- **EXERCISE PROMPT**
Find the lines holding the word "Alpha" and collect them.
start
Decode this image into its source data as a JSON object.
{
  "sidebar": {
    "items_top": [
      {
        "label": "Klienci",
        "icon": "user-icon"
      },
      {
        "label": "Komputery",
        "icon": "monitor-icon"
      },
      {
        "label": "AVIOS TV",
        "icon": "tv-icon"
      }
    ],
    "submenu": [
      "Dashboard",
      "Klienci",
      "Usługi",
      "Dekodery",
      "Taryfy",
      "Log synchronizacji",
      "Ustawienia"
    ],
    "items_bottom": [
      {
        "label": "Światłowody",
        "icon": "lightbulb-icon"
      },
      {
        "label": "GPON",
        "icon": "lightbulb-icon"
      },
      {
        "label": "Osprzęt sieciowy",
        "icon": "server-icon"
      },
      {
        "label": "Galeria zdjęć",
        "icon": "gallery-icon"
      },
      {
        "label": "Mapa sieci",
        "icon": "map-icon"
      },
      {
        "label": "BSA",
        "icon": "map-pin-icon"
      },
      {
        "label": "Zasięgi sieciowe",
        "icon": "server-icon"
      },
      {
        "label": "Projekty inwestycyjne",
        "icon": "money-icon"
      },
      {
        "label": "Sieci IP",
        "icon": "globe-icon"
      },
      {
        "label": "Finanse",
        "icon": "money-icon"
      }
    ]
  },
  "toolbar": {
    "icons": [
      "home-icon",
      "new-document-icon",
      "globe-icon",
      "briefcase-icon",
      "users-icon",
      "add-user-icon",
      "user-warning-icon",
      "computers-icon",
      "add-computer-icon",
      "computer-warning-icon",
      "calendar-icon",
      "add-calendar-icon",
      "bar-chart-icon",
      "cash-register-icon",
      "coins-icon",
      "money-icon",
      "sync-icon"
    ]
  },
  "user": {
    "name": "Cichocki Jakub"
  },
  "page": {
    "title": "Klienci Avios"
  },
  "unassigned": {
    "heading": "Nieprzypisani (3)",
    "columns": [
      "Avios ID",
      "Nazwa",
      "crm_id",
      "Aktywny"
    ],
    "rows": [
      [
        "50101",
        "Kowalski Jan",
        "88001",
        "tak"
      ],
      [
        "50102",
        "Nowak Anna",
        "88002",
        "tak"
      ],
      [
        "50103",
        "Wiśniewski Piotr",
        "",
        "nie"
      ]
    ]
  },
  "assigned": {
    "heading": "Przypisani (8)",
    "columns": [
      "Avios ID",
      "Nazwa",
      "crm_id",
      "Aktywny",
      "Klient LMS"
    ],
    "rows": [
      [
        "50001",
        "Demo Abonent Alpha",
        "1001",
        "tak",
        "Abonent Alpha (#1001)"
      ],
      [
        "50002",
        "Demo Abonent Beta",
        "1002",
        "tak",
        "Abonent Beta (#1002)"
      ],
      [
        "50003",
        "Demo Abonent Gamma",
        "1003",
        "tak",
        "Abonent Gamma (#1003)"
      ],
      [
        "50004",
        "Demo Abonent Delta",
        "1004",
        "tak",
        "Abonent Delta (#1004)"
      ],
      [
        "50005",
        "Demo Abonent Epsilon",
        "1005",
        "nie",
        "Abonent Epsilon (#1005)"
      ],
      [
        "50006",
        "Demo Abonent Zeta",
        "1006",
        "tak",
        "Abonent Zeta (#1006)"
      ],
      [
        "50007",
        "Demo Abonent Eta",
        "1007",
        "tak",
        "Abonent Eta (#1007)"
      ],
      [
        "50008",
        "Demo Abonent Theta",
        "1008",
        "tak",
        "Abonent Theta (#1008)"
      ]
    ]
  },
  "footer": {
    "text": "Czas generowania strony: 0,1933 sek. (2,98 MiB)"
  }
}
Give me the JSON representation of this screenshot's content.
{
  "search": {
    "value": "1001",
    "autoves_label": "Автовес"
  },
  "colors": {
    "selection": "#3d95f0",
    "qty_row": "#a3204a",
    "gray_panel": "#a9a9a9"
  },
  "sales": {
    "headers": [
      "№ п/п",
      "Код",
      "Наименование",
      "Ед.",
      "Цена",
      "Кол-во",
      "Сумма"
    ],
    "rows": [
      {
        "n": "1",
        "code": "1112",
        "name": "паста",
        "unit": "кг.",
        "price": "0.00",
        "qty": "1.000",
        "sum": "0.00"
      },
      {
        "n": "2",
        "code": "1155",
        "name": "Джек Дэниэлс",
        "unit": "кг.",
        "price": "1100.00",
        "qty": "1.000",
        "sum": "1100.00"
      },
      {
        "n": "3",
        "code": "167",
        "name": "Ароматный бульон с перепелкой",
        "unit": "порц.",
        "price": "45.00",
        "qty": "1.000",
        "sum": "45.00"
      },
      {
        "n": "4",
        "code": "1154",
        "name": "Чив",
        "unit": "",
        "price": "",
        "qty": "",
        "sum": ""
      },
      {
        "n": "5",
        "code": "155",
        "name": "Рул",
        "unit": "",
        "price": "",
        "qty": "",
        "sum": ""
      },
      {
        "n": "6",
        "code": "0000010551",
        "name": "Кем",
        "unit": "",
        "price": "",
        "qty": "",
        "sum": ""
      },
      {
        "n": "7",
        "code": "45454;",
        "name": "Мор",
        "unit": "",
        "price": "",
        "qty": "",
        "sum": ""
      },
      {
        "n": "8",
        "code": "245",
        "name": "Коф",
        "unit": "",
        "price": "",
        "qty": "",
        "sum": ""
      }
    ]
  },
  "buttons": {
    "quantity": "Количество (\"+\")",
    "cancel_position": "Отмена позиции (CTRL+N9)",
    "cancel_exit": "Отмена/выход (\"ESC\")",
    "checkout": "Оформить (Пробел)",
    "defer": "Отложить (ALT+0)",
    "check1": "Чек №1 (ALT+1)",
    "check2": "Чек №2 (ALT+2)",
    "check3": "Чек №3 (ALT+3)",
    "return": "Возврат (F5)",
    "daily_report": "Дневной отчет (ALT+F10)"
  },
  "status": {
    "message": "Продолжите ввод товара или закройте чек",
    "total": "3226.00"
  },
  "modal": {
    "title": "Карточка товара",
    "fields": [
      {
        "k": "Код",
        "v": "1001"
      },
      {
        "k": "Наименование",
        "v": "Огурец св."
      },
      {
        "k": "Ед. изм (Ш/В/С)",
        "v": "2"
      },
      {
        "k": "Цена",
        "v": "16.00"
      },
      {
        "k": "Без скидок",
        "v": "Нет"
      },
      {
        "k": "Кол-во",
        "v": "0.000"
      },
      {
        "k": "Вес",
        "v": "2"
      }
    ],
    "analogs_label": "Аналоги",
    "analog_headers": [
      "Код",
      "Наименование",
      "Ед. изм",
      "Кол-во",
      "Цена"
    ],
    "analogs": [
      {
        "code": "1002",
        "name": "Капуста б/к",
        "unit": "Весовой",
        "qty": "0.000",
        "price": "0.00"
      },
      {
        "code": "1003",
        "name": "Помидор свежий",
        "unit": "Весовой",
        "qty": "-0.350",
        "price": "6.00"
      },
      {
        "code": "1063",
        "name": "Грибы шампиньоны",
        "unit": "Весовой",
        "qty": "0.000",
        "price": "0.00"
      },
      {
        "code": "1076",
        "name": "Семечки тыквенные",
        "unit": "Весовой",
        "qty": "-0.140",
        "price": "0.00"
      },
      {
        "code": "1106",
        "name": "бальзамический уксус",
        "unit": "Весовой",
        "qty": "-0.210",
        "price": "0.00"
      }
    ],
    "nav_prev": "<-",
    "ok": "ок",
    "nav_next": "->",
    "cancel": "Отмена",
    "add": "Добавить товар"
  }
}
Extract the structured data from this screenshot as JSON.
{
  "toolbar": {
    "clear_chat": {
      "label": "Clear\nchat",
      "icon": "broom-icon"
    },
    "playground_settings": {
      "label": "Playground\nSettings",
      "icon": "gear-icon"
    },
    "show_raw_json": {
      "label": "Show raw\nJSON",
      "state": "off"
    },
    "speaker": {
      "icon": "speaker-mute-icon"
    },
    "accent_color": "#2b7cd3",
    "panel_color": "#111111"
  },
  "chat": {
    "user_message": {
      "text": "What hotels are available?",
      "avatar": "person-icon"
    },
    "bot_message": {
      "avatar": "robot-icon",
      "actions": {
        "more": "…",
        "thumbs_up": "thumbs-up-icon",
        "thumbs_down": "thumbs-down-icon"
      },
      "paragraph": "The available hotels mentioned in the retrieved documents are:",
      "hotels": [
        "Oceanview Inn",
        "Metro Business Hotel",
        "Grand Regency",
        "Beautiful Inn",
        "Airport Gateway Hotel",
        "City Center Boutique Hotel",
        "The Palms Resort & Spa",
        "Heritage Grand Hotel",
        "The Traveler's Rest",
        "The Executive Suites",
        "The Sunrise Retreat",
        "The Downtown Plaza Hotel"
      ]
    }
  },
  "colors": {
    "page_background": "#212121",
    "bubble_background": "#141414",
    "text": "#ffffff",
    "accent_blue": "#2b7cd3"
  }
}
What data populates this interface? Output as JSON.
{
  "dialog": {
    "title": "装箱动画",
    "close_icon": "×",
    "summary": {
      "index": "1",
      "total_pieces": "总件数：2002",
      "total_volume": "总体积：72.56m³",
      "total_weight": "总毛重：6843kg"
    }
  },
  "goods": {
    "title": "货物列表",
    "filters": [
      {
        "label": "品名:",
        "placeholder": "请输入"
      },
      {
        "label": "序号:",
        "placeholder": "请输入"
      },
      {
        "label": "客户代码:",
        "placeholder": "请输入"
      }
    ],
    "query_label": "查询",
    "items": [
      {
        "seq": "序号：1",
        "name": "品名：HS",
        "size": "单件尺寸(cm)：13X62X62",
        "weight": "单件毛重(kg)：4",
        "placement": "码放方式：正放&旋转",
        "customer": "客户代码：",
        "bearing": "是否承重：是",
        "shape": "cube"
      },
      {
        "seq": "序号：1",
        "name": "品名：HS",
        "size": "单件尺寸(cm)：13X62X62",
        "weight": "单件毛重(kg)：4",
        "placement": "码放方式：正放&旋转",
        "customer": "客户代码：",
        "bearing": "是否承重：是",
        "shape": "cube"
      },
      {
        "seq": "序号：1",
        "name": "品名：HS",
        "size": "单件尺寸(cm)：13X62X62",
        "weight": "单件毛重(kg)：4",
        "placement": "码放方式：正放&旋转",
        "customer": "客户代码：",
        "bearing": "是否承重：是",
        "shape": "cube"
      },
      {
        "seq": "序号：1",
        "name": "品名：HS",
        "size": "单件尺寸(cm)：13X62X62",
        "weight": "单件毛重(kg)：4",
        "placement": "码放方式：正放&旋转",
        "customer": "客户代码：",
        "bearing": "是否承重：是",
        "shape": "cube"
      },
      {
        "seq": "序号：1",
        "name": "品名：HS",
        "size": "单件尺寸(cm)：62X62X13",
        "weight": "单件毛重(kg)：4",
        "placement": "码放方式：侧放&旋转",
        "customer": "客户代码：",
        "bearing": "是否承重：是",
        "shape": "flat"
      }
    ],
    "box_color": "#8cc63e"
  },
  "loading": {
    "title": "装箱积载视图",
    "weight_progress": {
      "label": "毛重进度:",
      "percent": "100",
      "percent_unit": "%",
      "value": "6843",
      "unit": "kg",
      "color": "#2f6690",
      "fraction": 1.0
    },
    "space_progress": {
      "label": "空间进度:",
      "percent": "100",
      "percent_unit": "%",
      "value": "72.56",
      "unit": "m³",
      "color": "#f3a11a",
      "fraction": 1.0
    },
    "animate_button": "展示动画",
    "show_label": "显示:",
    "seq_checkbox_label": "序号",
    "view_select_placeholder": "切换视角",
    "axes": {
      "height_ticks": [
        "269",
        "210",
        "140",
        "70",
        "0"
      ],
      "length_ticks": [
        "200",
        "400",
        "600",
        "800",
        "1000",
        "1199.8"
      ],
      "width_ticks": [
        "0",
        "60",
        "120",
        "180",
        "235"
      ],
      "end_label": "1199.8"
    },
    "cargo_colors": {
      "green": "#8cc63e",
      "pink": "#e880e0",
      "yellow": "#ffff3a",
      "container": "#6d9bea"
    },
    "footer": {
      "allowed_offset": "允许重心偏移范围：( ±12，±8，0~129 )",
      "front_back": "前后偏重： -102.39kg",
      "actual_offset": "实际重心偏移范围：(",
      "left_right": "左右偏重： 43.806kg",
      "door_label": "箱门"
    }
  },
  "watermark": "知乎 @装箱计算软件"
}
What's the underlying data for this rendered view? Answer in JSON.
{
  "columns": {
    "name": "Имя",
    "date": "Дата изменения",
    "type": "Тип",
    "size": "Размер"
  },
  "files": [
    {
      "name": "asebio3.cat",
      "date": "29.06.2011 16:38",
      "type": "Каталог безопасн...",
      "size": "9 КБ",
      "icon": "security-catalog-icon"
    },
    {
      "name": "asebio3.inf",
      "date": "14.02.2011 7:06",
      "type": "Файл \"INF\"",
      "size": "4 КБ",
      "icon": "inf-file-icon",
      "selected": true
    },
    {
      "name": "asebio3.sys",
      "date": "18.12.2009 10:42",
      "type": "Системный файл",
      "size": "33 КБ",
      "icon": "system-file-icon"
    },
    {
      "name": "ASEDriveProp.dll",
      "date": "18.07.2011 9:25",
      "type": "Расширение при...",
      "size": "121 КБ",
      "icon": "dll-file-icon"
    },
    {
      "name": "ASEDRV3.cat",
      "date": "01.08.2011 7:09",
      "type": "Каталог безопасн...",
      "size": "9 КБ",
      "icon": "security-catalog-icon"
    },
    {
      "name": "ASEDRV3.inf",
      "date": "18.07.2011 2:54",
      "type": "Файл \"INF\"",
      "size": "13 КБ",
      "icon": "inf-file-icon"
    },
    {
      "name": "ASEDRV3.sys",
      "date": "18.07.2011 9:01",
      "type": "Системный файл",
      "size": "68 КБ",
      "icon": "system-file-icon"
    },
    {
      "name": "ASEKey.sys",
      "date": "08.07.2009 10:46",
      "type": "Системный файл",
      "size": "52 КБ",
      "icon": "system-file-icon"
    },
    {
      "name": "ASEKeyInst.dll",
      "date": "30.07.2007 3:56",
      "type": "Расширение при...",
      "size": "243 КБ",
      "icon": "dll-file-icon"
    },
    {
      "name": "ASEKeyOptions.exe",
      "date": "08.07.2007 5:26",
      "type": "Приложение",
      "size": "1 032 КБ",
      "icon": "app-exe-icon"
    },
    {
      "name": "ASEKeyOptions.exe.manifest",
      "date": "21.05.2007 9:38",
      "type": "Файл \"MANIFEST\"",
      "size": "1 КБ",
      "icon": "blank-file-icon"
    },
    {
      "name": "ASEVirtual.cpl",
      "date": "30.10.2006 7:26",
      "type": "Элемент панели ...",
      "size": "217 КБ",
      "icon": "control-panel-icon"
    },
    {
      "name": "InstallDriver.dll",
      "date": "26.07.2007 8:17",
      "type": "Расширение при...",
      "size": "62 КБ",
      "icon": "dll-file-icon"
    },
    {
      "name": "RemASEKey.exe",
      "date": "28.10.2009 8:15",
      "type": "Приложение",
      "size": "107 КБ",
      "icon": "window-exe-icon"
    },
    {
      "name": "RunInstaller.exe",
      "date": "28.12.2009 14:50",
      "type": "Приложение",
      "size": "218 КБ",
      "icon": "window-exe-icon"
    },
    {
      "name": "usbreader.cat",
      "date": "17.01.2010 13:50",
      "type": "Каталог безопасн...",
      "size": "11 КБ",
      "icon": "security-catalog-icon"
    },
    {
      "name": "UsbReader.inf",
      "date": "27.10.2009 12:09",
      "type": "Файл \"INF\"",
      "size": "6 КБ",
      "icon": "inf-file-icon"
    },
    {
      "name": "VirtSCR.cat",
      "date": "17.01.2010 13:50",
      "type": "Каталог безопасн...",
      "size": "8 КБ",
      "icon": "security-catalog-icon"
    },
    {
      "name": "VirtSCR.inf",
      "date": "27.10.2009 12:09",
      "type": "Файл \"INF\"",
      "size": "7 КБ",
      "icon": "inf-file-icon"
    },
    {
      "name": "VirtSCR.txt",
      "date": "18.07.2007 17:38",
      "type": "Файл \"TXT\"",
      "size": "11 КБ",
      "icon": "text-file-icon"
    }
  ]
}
end
- **SOLUTION**
        "Demo Abonent Alpha",
        "Abonent Alpha (#1001)"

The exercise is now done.